Copy every line with the string "title" in it.

## Given information:
((
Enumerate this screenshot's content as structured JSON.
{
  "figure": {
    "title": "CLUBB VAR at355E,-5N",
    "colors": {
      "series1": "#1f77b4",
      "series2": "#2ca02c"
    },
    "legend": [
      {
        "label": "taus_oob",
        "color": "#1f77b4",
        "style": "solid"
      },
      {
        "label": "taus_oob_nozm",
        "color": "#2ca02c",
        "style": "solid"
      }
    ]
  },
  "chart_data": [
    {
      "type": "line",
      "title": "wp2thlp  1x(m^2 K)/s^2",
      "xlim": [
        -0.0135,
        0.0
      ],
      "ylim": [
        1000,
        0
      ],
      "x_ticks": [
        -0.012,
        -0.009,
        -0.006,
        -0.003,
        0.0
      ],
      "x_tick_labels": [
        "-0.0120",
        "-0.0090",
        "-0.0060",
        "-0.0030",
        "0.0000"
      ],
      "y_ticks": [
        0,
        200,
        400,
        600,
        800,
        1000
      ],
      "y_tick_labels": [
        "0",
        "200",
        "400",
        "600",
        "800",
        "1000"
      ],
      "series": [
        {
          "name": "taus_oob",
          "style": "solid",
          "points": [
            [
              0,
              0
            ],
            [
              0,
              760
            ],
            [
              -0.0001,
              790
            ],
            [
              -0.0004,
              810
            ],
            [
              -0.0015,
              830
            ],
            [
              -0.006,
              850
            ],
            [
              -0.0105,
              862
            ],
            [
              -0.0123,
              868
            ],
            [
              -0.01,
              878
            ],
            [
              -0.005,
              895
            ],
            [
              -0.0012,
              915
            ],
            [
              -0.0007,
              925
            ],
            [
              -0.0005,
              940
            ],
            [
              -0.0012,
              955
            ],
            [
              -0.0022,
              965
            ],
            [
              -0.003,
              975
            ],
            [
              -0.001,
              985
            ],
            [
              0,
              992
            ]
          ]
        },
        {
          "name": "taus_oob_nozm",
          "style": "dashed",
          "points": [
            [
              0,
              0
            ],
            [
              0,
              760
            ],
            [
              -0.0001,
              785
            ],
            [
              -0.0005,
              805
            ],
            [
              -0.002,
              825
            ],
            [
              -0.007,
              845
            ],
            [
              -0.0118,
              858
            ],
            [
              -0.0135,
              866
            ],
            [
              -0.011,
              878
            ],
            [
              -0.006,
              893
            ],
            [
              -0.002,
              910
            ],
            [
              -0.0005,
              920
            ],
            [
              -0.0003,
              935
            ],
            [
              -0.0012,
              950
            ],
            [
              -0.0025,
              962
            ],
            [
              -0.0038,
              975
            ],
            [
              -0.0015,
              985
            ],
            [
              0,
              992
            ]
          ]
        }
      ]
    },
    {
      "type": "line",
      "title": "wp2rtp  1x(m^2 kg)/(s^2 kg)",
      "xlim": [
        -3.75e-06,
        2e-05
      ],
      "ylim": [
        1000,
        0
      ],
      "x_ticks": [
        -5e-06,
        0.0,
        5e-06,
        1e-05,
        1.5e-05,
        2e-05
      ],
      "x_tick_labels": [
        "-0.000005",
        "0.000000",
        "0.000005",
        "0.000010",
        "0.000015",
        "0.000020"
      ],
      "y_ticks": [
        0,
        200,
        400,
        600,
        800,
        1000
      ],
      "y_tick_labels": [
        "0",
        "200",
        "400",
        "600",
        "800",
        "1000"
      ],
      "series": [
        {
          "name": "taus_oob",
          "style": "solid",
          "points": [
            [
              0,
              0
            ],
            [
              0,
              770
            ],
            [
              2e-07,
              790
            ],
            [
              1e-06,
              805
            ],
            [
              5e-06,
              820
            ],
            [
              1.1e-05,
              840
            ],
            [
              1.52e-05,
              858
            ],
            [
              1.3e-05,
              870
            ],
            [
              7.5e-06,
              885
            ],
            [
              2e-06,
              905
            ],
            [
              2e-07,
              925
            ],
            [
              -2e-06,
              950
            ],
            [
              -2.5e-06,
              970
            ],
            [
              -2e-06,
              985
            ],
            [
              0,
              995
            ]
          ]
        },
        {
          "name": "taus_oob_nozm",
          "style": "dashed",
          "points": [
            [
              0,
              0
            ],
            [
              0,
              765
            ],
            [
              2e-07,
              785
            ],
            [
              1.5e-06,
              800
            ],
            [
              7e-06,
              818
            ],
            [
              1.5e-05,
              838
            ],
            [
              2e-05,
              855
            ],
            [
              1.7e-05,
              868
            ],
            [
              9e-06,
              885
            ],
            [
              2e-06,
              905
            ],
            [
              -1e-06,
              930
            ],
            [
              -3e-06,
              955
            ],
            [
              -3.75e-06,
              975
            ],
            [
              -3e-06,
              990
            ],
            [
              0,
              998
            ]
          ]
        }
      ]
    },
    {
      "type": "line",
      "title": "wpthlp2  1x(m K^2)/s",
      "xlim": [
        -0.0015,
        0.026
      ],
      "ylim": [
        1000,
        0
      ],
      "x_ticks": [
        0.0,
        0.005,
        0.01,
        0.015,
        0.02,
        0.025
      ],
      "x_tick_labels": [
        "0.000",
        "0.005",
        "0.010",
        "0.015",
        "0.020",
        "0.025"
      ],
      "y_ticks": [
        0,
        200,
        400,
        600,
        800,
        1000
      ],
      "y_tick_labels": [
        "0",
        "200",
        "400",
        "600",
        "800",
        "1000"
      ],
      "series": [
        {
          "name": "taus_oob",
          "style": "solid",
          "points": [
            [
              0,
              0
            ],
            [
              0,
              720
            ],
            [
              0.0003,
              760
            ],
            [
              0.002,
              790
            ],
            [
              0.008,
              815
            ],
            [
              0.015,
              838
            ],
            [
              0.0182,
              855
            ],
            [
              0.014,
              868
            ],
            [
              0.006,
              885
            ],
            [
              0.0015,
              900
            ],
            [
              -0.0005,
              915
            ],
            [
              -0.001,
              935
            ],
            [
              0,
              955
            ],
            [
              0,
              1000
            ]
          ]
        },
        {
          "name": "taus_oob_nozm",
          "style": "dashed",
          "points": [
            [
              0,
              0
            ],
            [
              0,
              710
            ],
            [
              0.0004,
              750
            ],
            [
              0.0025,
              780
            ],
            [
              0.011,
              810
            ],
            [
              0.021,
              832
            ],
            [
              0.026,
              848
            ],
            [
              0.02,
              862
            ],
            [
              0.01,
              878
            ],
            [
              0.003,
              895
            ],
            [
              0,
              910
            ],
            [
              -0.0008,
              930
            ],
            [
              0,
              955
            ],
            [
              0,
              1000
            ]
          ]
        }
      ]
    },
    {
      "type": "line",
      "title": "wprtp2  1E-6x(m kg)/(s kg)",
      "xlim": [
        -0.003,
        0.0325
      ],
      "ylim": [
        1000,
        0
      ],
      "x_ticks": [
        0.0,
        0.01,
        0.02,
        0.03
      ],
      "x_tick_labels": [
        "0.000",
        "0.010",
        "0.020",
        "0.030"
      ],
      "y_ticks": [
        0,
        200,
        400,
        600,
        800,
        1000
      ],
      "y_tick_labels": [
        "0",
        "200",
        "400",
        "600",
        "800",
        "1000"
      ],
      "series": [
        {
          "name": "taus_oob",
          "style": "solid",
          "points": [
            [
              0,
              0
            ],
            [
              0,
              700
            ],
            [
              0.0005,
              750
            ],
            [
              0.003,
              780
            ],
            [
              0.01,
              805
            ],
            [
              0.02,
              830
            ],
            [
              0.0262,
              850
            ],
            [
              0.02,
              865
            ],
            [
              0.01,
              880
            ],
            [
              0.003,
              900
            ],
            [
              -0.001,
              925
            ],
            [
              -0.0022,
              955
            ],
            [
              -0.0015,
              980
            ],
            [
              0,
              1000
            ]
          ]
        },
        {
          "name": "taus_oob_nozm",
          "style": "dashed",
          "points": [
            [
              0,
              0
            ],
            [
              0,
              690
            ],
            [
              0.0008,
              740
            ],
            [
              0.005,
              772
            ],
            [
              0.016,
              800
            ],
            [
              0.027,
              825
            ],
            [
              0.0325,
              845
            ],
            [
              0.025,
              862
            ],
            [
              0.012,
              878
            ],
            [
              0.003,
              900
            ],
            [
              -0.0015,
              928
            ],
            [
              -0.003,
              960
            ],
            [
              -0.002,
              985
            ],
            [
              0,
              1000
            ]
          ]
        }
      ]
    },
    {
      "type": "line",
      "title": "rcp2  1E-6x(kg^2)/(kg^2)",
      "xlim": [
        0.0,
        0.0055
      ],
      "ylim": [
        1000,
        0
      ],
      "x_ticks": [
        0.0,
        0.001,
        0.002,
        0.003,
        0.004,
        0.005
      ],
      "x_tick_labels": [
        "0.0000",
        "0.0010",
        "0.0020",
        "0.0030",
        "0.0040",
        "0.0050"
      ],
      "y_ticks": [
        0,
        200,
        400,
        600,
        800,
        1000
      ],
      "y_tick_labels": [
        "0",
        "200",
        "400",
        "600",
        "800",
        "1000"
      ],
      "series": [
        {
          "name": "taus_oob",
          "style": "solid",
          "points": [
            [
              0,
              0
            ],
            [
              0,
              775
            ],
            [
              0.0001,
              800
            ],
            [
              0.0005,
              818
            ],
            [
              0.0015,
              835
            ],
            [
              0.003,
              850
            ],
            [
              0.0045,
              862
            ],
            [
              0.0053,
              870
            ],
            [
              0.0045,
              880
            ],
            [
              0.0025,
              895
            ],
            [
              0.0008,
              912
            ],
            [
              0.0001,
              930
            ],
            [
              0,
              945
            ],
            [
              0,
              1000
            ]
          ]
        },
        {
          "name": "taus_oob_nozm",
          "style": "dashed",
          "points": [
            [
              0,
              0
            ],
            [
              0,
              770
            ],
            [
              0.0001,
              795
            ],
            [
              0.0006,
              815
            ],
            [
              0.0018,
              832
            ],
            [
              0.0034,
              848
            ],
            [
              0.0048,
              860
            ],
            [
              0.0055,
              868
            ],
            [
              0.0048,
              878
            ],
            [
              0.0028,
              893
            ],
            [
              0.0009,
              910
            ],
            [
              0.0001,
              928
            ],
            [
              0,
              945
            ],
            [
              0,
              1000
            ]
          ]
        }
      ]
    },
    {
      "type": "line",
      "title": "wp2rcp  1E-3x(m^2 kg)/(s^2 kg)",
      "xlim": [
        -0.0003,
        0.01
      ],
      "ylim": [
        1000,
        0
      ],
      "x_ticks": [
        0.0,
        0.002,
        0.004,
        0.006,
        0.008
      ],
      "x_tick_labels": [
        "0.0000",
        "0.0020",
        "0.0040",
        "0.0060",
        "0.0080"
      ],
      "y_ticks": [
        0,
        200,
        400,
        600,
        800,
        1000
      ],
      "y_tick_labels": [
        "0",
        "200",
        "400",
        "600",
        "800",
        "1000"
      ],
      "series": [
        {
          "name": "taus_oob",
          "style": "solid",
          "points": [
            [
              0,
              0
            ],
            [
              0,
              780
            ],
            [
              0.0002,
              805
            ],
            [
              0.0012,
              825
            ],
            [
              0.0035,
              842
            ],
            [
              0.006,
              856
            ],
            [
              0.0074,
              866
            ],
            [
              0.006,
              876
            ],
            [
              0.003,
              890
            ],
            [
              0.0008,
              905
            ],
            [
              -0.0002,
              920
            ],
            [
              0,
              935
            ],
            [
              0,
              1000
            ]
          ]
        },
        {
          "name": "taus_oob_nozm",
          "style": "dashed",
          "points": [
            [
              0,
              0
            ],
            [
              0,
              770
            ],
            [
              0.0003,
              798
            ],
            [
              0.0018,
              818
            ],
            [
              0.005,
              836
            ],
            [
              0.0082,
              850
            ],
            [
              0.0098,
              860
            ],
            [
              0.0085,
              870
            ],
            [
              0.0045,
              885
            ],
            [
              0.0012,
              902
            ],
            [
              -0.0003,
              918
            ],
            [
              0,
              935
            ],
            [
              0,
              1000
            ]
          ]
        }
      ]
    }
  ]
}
))
## Correct answer:
    "title": "CLUBB VAR at355E,-5N",
      "title": "wp2thlp  1x(m^2 K)/s^2",
      "title": "wp2rtp  1x(m^2 kg)/(s^2 kg)",
      "title": "wpthlp2  1x(m K^2)/s",
      "title": "wprtp2  1E-6x(m kg)/(s kg)",
      "title": "rcp2  1E-6x(kg^2)/(kg^2)",
      "title": "wp2rcp  1E-3x(m^2 kg)/(s^2 kg)",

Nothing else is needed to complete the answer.